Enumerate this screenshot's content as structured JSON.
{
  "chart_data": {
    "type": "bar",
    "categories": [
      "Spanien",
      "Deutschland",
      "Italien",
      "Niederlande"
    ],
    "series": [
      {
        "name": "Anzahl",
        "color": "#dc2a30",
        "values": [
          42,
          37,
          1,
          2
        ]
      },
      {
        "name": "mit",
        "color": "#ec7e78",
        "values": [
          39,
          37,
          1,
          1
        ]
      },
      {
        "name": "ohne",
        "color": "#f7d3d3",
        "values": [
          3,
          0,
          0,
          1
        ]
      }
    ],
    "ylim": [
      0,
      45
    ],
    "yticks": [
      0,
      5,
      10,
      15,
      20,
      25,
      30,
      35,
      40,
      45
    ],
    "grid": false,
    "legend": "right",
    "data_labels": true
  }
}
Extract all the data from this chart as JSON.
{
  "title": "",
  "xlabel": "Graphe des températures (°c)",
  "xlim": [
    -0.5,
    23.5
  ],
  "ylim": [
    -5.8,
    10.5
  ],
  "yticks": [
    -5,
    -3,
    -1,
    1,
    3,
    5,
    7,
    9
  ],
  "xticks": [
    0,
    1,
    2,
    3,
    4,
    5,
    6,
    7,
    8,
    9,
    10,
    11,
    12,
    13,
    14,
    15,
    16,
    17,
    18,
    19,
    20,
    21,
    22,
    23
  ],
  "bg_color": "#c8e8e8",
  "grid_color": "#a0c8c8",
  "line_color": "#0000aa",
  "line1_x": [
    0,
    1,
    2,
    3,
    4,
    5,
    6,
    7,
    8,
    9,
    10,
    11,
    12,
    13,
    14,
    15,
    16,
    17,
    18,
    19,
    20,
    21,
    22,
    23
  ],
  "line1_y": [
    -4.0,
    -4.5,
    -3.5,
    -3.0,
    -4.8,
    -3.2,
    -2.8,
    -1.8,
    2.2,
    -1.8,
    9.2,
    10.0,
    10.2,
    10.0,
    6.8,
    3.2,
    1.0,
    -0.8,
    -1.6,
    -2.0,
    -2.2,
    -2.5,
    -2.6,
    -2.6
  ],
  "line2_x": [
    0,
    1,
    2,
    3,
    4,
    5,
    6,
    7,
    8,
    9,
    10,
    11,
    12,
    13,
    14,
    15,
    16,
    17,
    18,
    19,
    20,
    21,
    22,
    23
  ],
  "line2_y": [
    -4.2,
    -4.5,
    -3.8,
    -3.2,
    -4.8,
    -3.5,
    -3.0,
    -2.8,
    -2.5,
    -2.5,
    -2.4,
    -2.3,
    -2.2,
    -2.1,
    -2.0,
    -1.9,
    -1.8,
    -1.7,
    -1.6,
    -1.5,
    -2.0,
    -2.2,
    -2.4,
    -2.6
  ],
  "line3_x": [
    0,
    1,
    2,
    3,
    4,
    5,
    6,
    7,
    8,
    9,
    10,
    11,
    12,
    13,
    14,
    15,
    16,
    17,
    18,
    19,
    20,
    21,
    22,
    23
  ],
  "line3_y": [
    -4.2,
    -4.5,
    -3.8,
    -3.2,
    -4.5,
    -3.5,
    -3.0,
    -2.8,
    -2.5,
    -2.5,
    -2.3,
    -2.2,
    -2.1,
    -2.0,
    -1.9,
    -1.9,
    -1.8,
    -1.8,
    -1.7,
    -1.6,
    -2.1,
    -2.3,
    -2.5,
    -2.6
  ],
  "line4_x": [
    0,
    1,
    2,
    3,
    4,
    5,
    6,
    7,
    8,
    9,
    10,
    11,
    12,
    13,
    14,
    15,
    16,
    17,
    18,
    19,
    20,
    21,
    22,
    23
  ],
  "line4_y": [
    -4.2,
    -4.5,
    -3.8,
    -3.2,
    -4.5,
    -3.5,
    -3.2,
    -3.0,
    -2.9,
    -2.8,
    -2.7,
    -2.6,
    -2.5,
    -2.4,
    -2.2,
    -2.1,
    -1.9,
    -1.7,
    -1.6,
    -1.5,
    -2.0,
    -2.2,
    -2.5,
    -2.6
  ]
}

=-=-=

→ **STATED TASK**: Make an exact copy of the records.

→ **REPLY**:
Enumerate this screenshot's content as structured JSON.
{
  "chart_data": {
    "type": "bar",
    "categories": [
      "Spanien",
      "Deutschland",
      "Italien",
      "Niederlande"
    ],
    "series": [
      {
        "name": "Anzahl",
        "color": "#dc2a30",
        "values": [
          42,
          37,
          1,
          2
        ]
      },
      {
        "name": "mit",
        "color": "#ec7e78",
        "values": [
          39,
          37,
          1,
          1
        ]
      },
      {
        "name": "ohne",
        "color": "#f7d3d3",
        "values": [
          3,
          0,
          0,
          1
        ]
      }
    ],
    "ylim": [
      0,
      45
    ],
    "yticks": [
      0,
      5,
      10,
      15,
      20,
      25,
      30,
      35,
      40,
      45
    ],
    "grid": false,
    "legend": "right",
    "data_labels": true
  }
}
Extract all the data from this chart as JSON.
{
  "title": "",
  "xlabel": "Graphe des températures (°c)",
  "xlim": [
    -0.5,
    23.5
  ],
  "ylim": [
    -5.8,
    10.5
  ],
  "yticks": [
    -5,
    -3,
    -1,
    1,
    3,
    5,
    7,
    9
  ],
  "xticks": [
    0,
    1,
    2,
    3,
    4,
    5,
    6,
    7,
    8,
    9,
    10,
    11,
    12,
    13,
    14,
    15,
    16,
    17,
    18,
    19,
    20,
    21,
    22,
    23
  ],
  "bg_color": "#c8e8e8",
  "grid_color": "#a0c8c8",
  "line_color": "#0000aa",
  "line1_x": [
    0,
    1,
    2,
    3,
    4,
    5,
    6,
    7,
    8,
    9,
    10,
    11,
    12,
    13,
    14,
    15,
    16,
    17,
    18,
    19,
    20,
    21,
    22,
    23
  ],
  "line1_y": [
    -4.0,
    -4.5,
    -3.5,
    -3.0,
    -4.8,
    -3.2,
    -2.8,
    -1.8,
    2.2,
    -1.8,
    9.2,
    10.0,
    10.2,
    10.0,
    6.8,
    3.2,
    1.0,
    -0.8,
    -1.6,
    -2.0,
    -2.2,
    -2.5,
    -2.6,
    -2.6
  ],
  "line2_x": [
    0,
    1,
    2,
    3,
    4,
    5,
    6,
    7,
    8,
    9,
    10,
    11,
    12,
    13,
    14,
    15,
    16,
    17,
    18,
    19,
    20,
    21,
    22,
    23
  ],
  "line2_y": [
    -4.2,
    -4.5,
    -3.8,
    -3.2,
    -4.8,
    -3.5,
    -3.0,
    -2.8,
    -2.5,
    -2.5,
    -2.4,
    -2.3,
    -2.2,
    -2.1,
    -2.0,
    -1.9,
    -1.8,
    -1.7,
    -1.6,
    -1.5,
    -2.0,
    -2.2,
    -2.4,
    -2.6
  ],
  "line3_x": [
    0,
    1,
    2,
    3,
    4,
    5,
    6,
    7,
    8,
    9,
    10,
    11,
    12,
    13,
    14,
    15,
    16,
    17,
    18,
    19,
    20,
    21,
    22,
    23
  ],
  "line3_y": [
    -4.2,
    -4.5,
    -3.8,
    -3.2,
    -4.5,
    -3.5,
    -3.0,
    -2.8,
    -2.5,
    -2.5,
    -2.3,
    -2.2,
    -2.1,
    -2.0,
    -1.9,
    -1.9,
    -1.8,
    -1.8,
    -1.7,
    -1.6,
    -2.1,
    -2.3,
    -2.5,
    -2.6
  ],
  "line4_x": [
    0,
    1,
    2,
    3,
    4,
    5,
    6,
    7,
    8,
    9,
    10,
    11,
    12,
    13,
    14,
    15,
    16,
    17,
    18,
    19,
    20,
    21,
    22,
    23
  ],
  "line4_y": [
    -4.2,
    -4.5,
    -3.8,
    -3.2,
    -4.5,
    -3.5,
    -3.2,
    -3.0,
    -2.9,
    -2.8,
    -2.7,
    -2.6,
    -2.5,
    -2.4,
    -2.2,
    -2.1,
    -1.9,
    -1.7,
    -1.6,
    -1.5,
    -2.0,
    -2.2,
    -2.5,
    -2.6
  ]
}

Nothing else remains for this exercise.